_YOUR OBJECTIVE_
Omit every picture and return the rest of the data unaltered.

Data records
__________

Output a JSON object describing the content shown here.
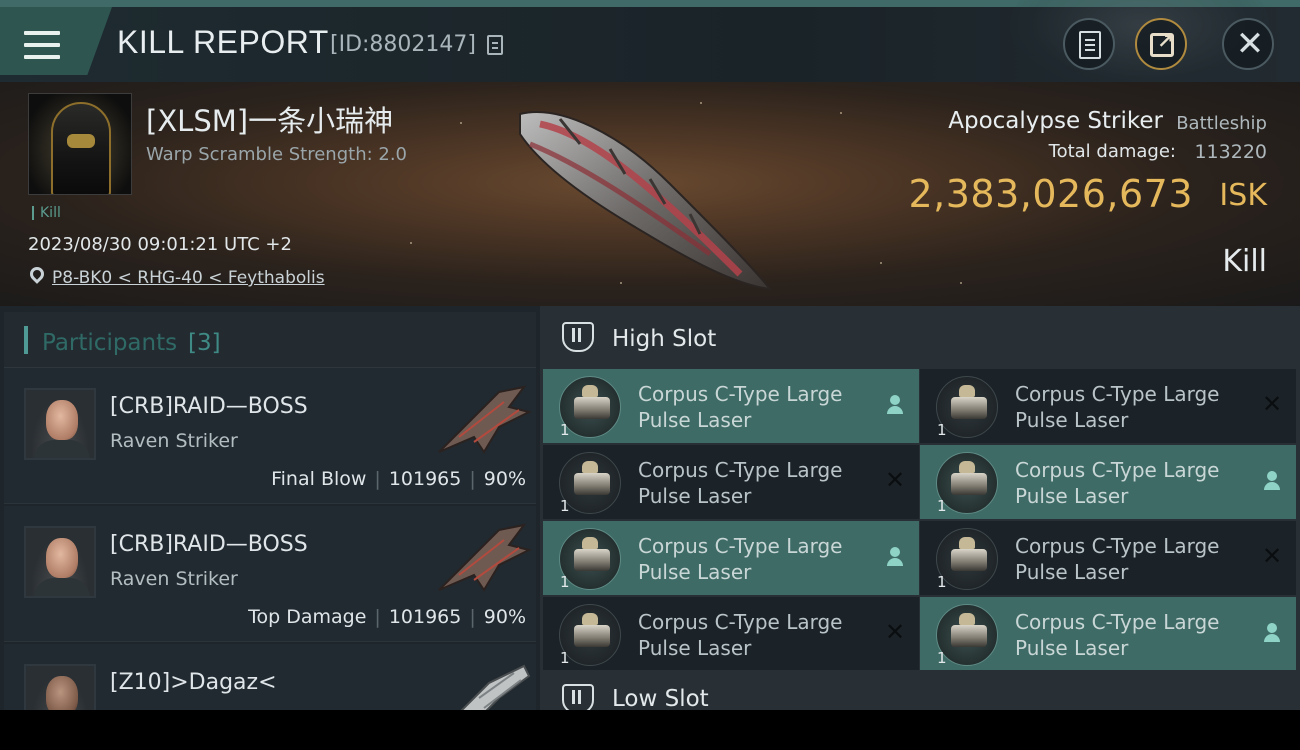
{
  "header": {
    "title": "KILL REPORT",
    "report_id": "[ID:8802147]",
    "icons": [
      "menu-icon",
      "copy-icon",
      "notes-icon",
      "share-icon",
      "close-icon"
    ],
    "close_glyph": "✕"
  },
  "victim": {
    "name": "[XLSM]一条小瑞神",
    "warp_scramble": "Warp Scramble Strength: 2.0",
    "tag": "Kill",
    "datetime": "2023/08/30 09:01:21 UTC +2",
    "location": "P8-BK0 < RHG-40 < Feythabolis",
    "ship_name": "Apocalypse Striker",
    "ship_class": "Battleship",
    "damage_label": "Total damage:",
    "damage_value": "113220",
    "isk_value": "2,383,026,673",
    "isk_unit": "ISK",
    "result": "Kill"
  },
  "participants": {
    "title": "Participants",
    "count": "[3]",
    "items": [
      {
        "name": "[CRB]RAID—BOSS",
        "ship": "Raven Striker",
        "role": "Final Blow",
        "damage": "101965",
        "percent": "90%"
      },
      {
        "name": "[CRB]RAID—BOSS",
        "ship": "Raven Striker",
        "role": "Top Damage",
        "damage": "101965",
        "percent": "90%"
      },
      {
        "name": "[Z10]>Dagaz<",
        "ship": "",
        "role": "",
        "damage": "",
        "percent": ""
      }
    ]
  },
  "slots": {
    "high_label": "High Slot",
    "low_label": "Low Slot",
    "modules": [
      {
        "line1": "Corpus C-Type Large",
        "line2": "Pulse Laser",
        "qty": "1",
        "status": "dropped"
      },
      {
        "line1": "Corpus C-Type Large",
        "line2": "Pulse Laser",
        "qty": "1",
        "status": "destroyed"
      },
      {
        "line1": "Corpus C-Type Large",
        "line2": "Pulse Laser",
        "qty": "1",
        "status": "destroyed"
      },
      {
        "line1": "Corpus C-Type Large",
        "line2": "Pulse Laser",
        "qty": "1",
        "status": "dropped"
      },
      {
        "line1": "Corpus C-Type Large",
        "line2": "Pulse Laser",
        "qty": "1",
        "status": "dropped"
      },
      {
        "line1": "Corpus C-Type Large",
        "line2": "Pulse Laser",
        "qty": "1",
        "status": "destroyed"
      },
      {
        "line1": "Corpus C-Type Large",
        "line2": "Pulse Laser",
        "qty": "1",
        "status": "destroyed"
      },
      {
        "line1": "Corpus C-Type Large",
        "line2": "Pulse Laser",
        "qty": "1",
        "status": "dropped"
      }
    ],
    "destroyed_glyph": "✕"
  },
  "colors": {
    "accent_teal": "#3e6b66",
    "isk_gold": "#e5b85c",
    "background": "#1c2227"
  }
}
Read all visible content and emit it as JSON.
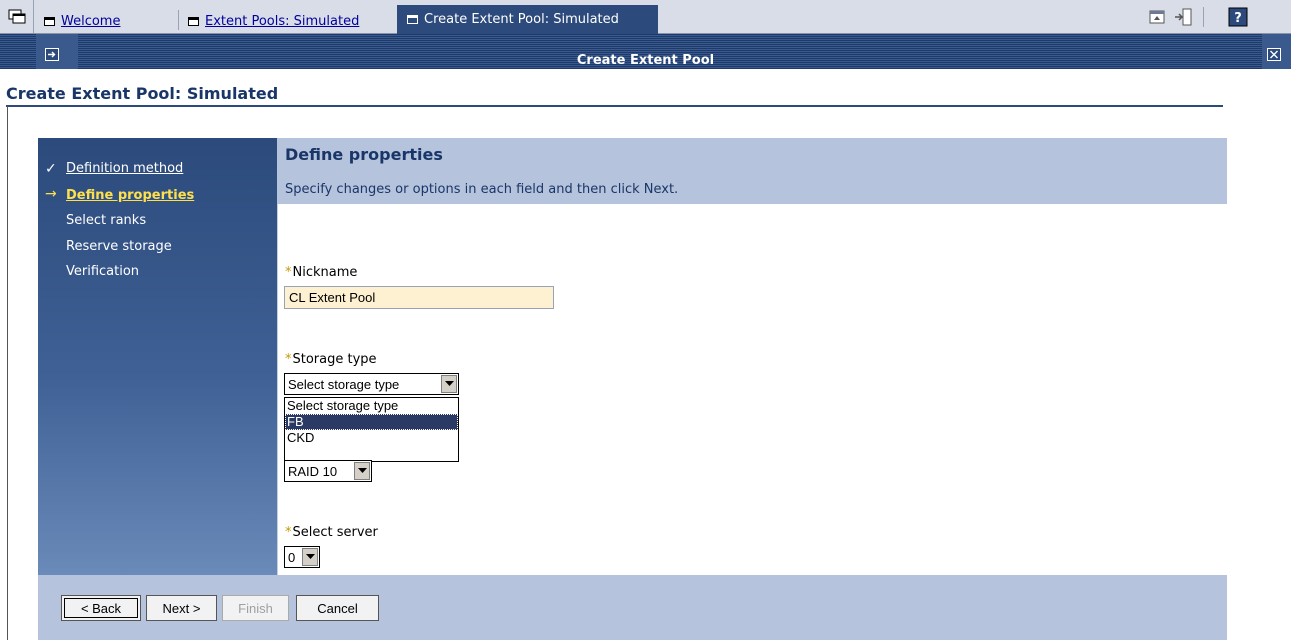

__________

_EXPECTED ANSWER_
Output a JSON object describing the content shown here.
{
  "header": {
    "title": "KILL REPORT",
    "report_id": "[ID:8802147]",
    "icons": [
      "menu-icon",
      "copy-icon",
      "notes-icon",
      "share-icon",
      "close-icon"
    ],
    "close_glyph": "✕"
  },
  "victim": {
    "name": "[XLSM]一条小瑞神",
    "warp_scramble": "Warp Scramble Strength: 2.0",
    "tag": "Kill",
    "datetime": "2023/08/30 09:01:21 UTC +2",
    "location": "P8-BK0 < RHG-40 < Feythabolis",
    "ship_name": "Apocalypse Striker",
    "ship_class": "Battleship",
    "damage_label": "Total damage:",
    "damage_value": "113220",
    "isk_value": "2,383,026,673",
    "isk_unit": "ISK",
    "result": "Kill"
  },
  "participants": {
    "title": "Participants",
    "count": "[3]",
    "items": [
      {
        "name": "[CRB]RAID—BOSS",
        "ship": "Raven Striker",
        "role": "Final Blow",
        "damage": "101965",
        "percent": "90%"
      },
      {
        "name": "[CRB]RAID—BOSS",
        "ship": "Raven Striker",
        "role": "Top Damage",
        "damage": "101965",
        "percent": "90%"
      },
      {
        "name": "[Z10]>Dagaz<",
        "ship": "",
        "role": "",
        "damage": "",
        "percent": ""
      }
    ]
  },
  "slots": {
    "high_label": "High Slot",
    "low_label": "Low Slot",
    "modules": [
      {
        "line1": "Corpus C-Type Large",
        "line2": "Pulse Laser",
        "qty": "1",
        "status": "dropped"
      },
      {
        "line1": "Corpus C-Type Large",
        "line2": "Pulse Laser",
        "qty": "1",
        "status": "destroyed"
      },
      {
        "line1": "Corpus C-Type Large",
        "line2": "Pulse Laser",
        "qty": "1",
        "status": "destroyed"
      },
      {
        "line1": "Corpus C-Type Large",
        "line2": "Pulse Laser",
        "qty": "1",
        "status": "dropped"
      },
      {
        "line1": "Corpus C-Type Large",
        "line2": "Pulse Laser",
        "qty": "1",
        "status": "dropped"
      },
      {
        "line1": "Corpus C-Type Large",
        "line2": "Pulse Laser",
        "qty": "1",
        "status": "destroyed"
      },
      {
        "line1": "Corpus C-Type Large",
        "line2": "Pulse Laser",
        "qty": "1",
        "status": "destroyed"
      },
      {
        "line1": "Corpus C-Type Large",
        "line2": "Pulse Laser",
        "qty": "1",
        "status": "dropped"
      }
    ],
    "destroyed_glyph": "✕"
  },
  "colors": {
    "accent_teal": "#3e6b66",
    "isk_gold": "#e5b85c",
    "background": "#1c2227"
  }
}
Read all visible content and emit it as JSON.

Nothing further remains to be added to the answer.